Requirement
Please copy each line of the records below that includes the word "text".

BEGIN

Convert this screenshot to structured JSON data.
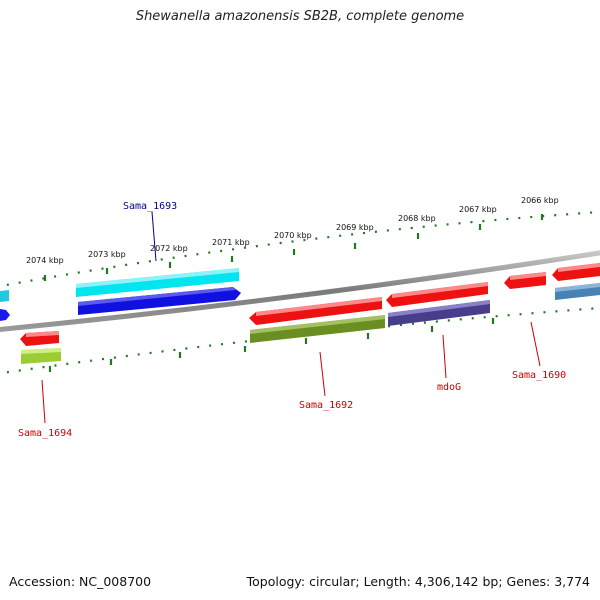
{
  "title": "Shewanella amazonensis SB2B, complete genome",
  "footer": {
    "accession": "Accession: NC_008700",
    "stats": "Topology: circular; Length: 4,306,142 bp; Genes: 3,774"
  },
  "colors": {
    "backbone": "#8a8a8a",
    "tick": "#1f7a1f",
    "label_blue": "#00008b",
    "label_red": "#cc0000"
  },
  "ticks": [
    "2074 kbp",
    "2073 kbp",
    "2072 kbp",
    "2071 kbp",
    "2070 kbp",
    "2069 kbp",
    "2068 kbp",
    "2067 kbp",
    "2066 kbp"
  ],
  "gene_labels": [
    {
      "id": "sama-1693",
      "text": "Sama_1693",
      "color": "blue"
    },
    {
      "id": "sama-1694",
      "text": "Sama_1694",
      "color": "red"
    },
    {
      "id": "sama-1692",
      "text": "Sama_1692",
      "color": "red"
    },
    {
      "id": "mdog",
      "text": "mdoG",
      "color": "red"
    },
    {
      "id": "sama-1690",
      "text": "Sama_1690",
      "color": "red"
    }
  ],
  "feature_colors": {
    "edge_cyan": "#22c8e0",
    "edge_blue": "#1a1aee",
    "cyan": "#00e5ee",
    "blue": "#1010e0",
    "red": "#ee1111",
    "olive": "#6b8e23",
    "purple": "#483d8b",
    "lime": "#9acd32",
    "steel": "#4682b4"
  }
}
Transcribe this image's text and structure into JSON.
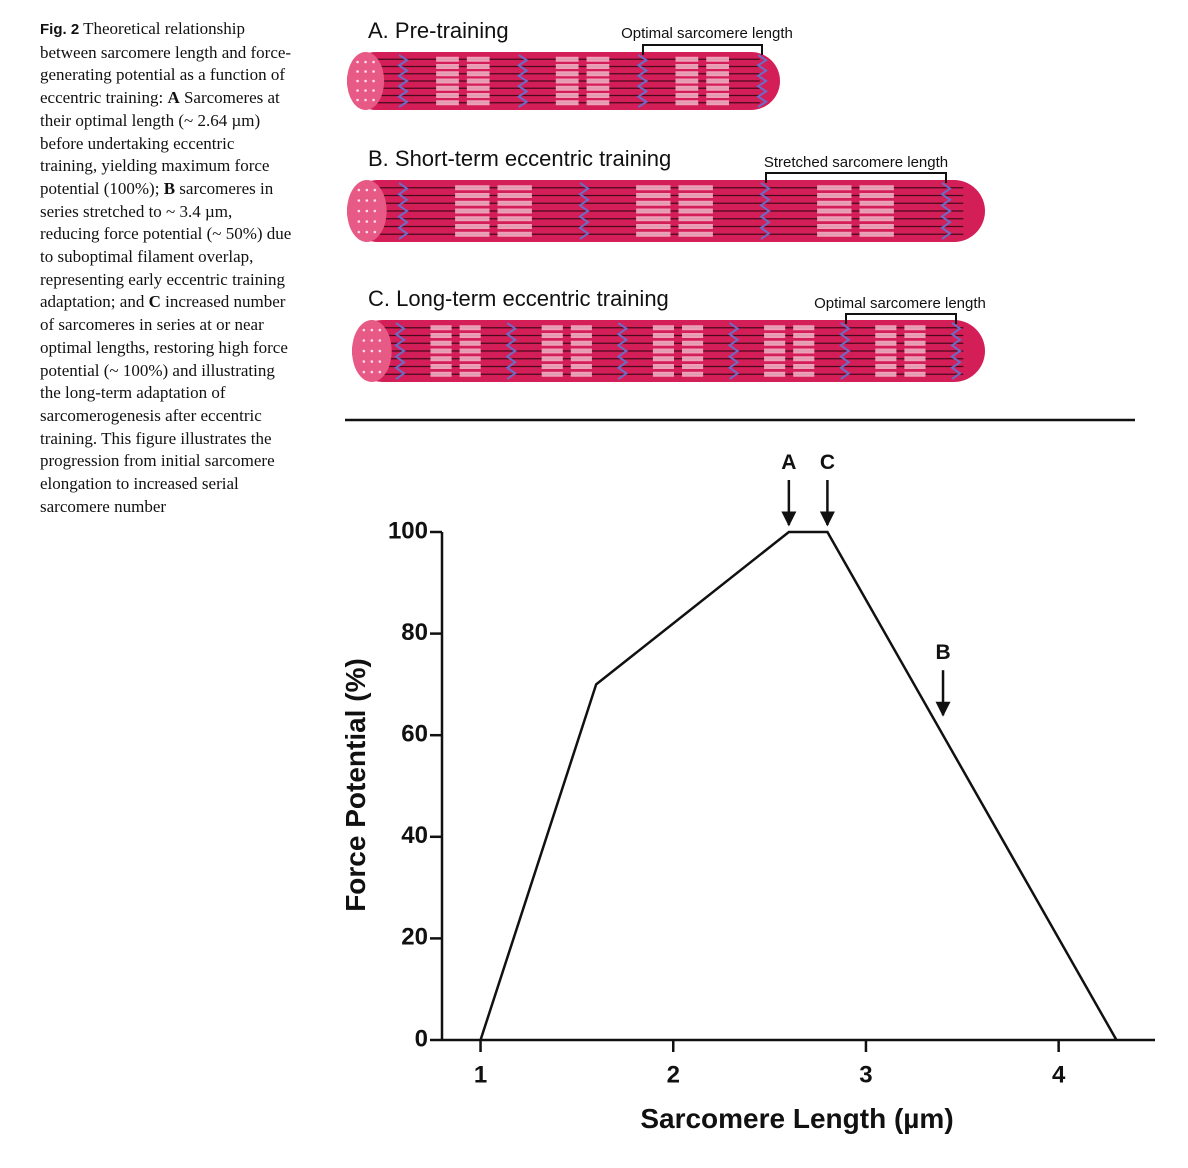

END

Solved problem
      "text": "Sama_1693",
      "text": "Sama_1694",
      "text": "Sama_1692",
      "text": "mdoG",
      "text": "Sama_1690",
Transcribe this image's text and structure into JSON.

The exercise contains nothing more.